§ **Dataset excerpts**
┄┄┄┄┄┄
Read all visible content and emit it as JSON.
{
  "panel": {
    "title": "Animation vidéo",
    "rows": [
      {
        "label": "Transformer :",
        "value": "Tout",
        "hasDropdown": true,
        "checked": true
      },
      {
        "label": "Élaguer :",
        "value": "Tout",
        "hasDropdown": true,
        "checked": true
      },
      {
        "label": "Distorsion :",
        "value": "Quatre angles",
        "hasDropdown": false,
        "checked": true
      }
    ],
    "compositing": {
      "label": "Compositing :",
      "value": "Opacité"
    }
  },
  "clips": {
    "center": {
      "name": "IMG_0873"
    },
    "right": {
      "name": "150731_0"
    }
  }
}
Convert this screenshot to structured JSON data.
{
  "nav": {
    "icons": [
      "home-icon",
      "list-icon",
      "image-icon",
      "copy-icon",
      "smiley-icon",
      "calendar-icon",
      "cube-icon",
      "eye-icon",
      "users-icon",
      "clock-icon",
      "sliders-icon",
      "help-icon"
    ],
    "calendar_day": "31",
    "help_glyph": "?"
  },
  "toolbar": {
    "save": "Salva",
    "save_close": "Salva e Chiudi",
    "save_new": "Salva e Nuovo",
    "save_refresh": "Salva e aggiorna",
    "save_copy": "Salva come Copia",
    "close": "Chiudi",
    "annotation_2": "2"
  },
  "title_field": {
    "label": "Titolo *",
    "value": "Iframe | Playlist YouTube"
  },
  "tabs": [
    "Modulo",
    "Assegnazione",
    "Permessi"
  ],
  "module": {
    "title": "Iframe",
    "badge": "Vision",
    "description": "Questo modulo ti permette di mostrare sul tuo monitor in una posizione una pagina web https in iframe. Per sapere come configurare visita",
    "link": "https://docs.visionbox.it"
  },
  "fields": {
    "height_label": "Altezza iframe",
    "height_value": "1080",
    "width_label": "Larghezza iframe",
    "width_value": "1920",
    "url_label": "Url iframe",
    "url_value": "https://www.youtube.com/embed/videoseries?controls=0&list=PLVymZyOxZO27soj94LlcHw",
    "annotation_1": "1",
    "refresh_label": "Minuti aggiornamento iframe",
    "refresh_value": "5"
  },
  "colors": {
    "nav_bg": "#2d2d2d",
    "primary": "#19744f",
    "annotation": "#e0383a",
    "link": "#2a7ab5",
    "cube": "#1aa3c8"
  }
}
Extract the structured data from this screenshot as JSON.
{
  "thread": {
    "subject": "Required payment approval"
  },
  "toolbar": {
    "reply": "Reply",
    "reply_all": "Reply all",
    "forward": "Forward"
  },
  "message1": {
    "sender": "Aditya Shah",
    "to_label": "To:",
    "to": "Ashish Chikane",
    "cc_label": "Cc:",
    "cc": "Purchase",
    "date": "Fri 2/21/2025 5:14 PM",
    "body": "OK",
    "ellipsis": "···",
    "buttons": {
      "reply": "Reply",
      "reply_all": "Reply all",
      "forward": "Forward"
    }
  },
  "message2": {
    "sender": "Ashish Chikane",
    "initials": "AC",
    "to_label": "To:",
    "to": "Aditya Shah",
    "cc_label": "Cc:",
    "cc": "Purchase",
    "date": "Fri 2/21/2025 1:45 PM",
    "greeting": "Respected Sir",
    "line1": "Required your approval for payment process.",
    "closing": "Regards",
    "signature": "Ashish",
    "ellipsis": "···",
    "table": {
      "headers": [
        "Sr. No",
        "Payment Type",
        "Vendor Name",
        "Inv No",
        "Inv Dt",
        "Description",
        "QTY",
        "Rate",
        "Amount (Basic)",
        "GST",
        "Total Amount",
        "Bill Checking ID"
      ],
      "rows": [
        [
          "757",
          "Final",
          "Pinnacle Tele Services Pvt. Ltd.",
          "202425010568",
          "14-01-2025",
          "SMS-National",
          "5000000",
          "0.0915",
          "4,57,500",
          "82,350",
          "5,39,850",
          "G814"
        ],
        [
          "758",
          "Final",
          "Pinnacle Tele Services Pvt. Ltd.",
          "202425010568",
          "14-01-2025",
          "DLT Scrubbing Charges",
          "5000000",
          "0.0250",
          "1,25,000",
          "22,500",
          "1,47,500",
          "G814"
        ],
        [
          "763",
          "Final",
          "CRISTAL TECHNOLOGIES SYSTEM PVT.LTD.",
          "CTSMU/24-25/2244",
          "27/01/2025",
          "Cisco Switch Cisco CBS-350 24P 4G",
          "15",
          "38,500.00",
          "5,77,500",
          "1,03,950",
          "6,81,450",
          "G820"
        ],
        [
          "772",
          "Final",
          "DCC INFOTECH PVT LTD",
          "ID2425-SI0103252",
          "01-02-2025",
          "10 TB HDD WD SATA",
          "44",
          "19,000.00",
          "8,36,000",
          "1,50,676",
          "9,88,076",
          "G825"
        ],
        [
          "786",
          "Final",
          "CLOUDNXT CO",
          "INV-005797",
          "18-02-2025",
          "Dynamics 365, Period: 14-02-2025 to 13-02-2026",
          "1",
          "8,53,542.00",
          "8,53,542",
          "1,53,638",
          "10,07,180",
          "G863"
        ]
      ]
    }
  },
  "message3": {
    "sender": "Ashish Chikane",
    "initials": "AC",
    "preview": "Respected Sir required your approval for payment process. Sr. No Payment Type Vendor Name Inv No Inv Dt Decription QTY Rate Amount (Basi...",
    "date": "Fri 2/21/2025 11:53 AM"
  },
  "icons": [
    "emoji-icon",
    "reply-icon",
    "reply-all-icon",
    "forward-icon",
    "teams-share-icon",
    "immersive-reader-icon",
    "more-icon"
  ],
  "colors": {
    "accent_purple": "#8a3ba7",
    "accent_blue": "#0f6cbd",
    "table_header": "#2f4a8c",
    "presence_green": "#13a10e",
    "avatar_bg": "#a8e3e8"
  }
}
┄┄┄┄┄┄
§ **Task directions**
Retype all of the data shown above, word for word.

§ **The answer**
Read all visible content and emit it as JSON.
{
  "panel": {
    "title": "Animation vidéo",
    "rows": [
      {
        "label": "Transformer :",
        "value": "Tout",
        "hasDropdown": true,
        "checked": true
      },
      {
        "label": "Élaguer :",
        "value": "Tout",
        "hasDropdown": true,
        "checked": true
      },
      {
        "label": "Distorsion :",
        "value": "Quatre angles",
        "hasDropdown": false,
        "checked": true
      }
    ],
    "compositing": {
      "label": "Compositing :",
      "value": "Opacité"
    }
  },
  "clips": {
    "center": {
      "name": "IMG_0873"
    },
    "right": {
      "name": "150731_0"
    }
  }
}
Convert this screenshot to structured JSON data.
{
  "nav": {
    "icons": [
      "home-icon",
      "list-icon",
      "image-icon",
      "copy-icon",
      "smiley-icon",
      "calendar-icon",
      "cube-icon",
      "eye-icon",
      "users-icon",
      "clock-icon",
      "sliders-icon",
      "help-icon"
    ],
    "calendar_day": "31",
    "help_glyph": "?"
  },
  "toolbar": {
    "save": "Salva",
    "save_close": "Salva e Chiudi",
    "save_new": "Salva e Nuovo",
    "save_refresh": "Salva e aggiorna",
    "save_copy": "Salva come Copia",
    "close": "Chiudi",
    "annotation_2": "2"
  },
  "title_field": {
    "label": "Titolo *",
    "value": "Iframe | Playlist YouTube"
  },
  "tabs": [
    "Modulo",
    "Assegnazione",
    "Permessi"
  ],
  "module": {
    "title": "Iframe",
    "badge": "Vision",
    "description": "Questo modulo ti permette di mostrare sul tuo monitor in una posizione una pagina web https in iframe. Per sapere come configurare visita",
    "link": "https://docs.visionbox.it"
  },
  "fields": {
    "height_label": "Altezza iframe",
    "height_value": "1080",
    "width_label": "Larghezza iframe",
    "width_value": "1920",
    "url_label": "Url iframe",
    "url_value": "https://www.youtube.com/embed/videoseries?controls=0&list=PLVymZyOxZO27soj94LlcHw",
    "annotation_1": "1",
    "refresh_label": "Minuti aggiornamento iframe",
    "refresh_value": "5"
  },
  "colors": {
    "nav_bg": "#2d2d2d",
    "primary": "#19744f",
    "annotation": "#e0383a",
    "link": "#2a7ab5",
    "cube": "#1aa3c8"
  }
}
Extract the structured data from this screenshot as JSON.
{
  "thread": {
    "subject": "Required payment approval"
  },
  "toolbar": {
    "reply": "Reply",
    "reply_all": "Reply all",
    "forward": "Forward"
  },
  "message1": {
    "sender": "Aditya Shah",
    "to_label": "To:",
    "to": "Ashish Chikane",
    "cc_label": "Cc:",
    "cc": "Purchase",
    "date": "Fri 2/21/2025 5:14 PM",
    "body": "OK",
    "ellipsis": "···",
    "buttons": {
      "reply": "Reply",
      "reply_all": "Reply all",
      "forward": "Forward"
    }
  },
  "message2": {
    "sender": "Ashish Chikane",
    "initials": "AC",
    "to_label": "To:",
    "to": "Aditya Shah",
    "cc_label": "Cc:",
    "cc": "Purchase",
    "date": "Fri 2/21/2025 1:45 PM",
    "greeting": "Respected Sir",
    "line1": "Required your approval for payment process.",
    "closing": "Regards",
    "signature": "Ashish",
    "ellipsis": "···",
    "table": {
      "headers": [
        "Sr. No",
        "Payment Type",
        "Vendor Name",
        "Inv No",
        "Inv Dt",
        "Description",
        "QTY",
        "Rate",
        "Amount (Basic)",
        "GST",
        "Total Amount",
        "Bill Checking ID"
      ],
      "rows": [
        [
          "757",
          "Final",
          "Pinnacle Tele Services Pvt. Ltd.",
          "202425010568",
          "14-01-2025",
          "SMS-National",
          "5000000",
          "0.0915",
          "4,57,500",
          "82,350",
          "5,39,850",
          "G814"
        ],
        [
          "758",
          "Final",
          "Pinnacle Tele Services Pvt. Ltd.",
          "202425010568",
          "14-01-2025",
          "DLT Scrubbing Charges",
          "5000000",
          "0.0250",
          "1,25,000",
          "22,500",
          "1,47,500",
          "G814"
        ],
        [
          "763",
          "Final",
          "CRISTAL TECHNOLOGIES SYSTEM PVT.LTD.",
          "CTSMU/24-25/2244",
          "27/01/2025",
          "Cisco Switch Cisco CBS-350 24P 4G",
          "15",
          "38,500.00",
          "5,77,500",
          "1,03,950",
          "6,81,450",
          "G820"
        ],
        [
          "772",
          "Final",
          "DCC INFOTECH PVT LTD",
          "ID2425-SI0103252",
          "01-02-2025",
          "10 TB HDD WD SATA",
          "44",
          "19,000.00",
          "8,36,000",
          "1,50,676",
          "9,88,076",
          "G825"
        ],
        [
          "786",
          "Final",
          "CLOUDNXT CO",
          "INV-005797",
          "18-02-2025",
          "Dynamics 365, Period: 14-02-2025 to 13-02-2026",
          "1",
          "8,53,542.00",
          "8,53,542",
          "1,53,638",
          "10,07,180",
          "G863"
        ]
      ]
    }
  },
  "message3": {
    "sender": "Ashish Chikane",
    "initials": "AC",
    "preview": "Respected Sir required your approval for payment process. Sr. No Payment Type Vendor Name Inv No Inv Dt Decription QTY Rate Amount (Basi...",
    "date": "Fri 2/21/2025 11:53 AM"
  },
  "icons": [
    "emoji-icon",
    "reply-icon",
    "reply-all-icon",
    "forward-icon",
    "teams-share-icon",
    "immersive-reader-icon",
    "more-icon"
  ],
  "colors": {
    "accent_purple": "#8a3ba7",
    "accent_blue": "#0f6cbd",
    "table_header": "#2f4a8c",
    "presence_green": "#13a10e",
    "avatar_bg": "#a8e3e8"
  }
}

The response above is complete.